— OBJECTIVE —
Collect all lines from the listing that include the string "พาเชต".
********
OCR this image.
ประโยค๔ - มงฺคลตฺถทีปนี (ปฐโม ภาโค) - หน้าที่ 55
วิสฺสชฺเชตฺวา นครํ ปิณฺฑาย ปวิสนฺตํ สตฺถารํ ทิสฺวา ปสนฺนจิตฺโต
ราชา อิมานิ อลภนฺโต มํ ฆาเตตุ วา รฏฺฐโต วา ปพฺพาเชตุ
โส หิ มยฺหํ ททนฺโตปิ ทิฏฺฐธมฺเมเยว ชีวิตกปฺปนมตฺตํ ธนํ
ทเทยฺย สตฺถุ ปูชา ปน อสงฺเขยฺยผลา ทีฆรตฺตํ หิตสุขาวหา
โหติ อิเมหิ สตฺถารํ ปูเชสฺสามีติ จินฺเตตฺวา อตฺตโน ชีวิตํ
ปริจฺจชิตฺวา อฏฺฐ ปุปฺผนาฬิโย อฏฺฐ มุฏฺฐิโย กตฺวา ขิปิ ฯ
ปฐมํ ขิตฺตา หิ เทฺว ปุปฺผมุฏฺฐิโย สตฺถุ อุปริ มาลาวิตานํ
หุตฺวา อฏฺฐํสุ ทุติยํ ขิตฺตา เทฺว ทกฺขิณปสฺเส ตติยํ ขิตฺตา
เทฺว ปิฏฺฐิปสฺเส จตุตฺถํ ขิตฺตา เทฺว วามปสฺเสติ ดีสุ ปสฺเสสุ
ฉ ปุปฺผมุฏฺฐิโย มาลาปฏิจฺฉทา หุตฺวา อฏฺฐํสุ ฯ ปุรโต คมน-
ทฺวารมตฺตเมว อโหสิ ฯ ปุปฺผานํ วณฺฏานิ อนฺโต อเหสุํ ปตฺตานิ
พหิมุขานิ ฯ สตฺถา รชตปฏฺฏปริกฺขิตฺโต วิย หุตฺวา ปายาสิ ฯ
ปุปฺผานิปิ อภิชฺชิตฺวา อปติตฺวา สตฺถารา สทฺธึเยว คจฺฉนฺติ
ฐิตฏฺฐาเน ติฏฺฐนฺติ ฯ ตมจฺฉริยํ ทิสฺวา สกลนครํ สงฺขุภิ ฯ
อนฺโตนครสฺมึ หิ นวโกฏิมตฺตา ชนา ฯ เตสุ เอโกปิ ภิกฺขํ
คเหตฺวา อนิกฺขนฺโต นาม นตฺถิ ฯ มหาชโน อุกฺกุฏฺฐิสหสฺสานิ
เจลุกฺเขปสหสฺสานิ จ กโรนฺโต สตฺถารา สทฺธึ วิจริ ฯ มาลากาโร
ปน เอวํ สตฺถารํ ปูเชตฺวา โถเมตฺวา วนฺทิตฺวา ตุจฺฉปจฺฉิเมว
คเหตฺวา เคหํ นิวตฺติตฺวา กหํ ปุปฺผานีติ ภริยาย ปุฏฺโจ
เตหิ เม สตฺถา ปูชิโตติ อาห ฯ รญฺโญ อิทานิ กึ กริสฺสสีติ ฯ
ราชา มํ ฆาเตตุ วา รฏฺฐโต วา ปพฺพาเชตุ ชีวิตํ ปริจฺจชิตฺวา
********
— TASK RESPONSE —
ราชา อิมานิ อลภนฺโต มํ ฆาเตตุ วา รฏฺฐโต วา ปพฺพาเชตุ
ราชา มํ ฆาเตตุ วา รฏฺฐโต วา ปพฺพาเชตุ ชีวิตํ ปริจฺจชิตฺวา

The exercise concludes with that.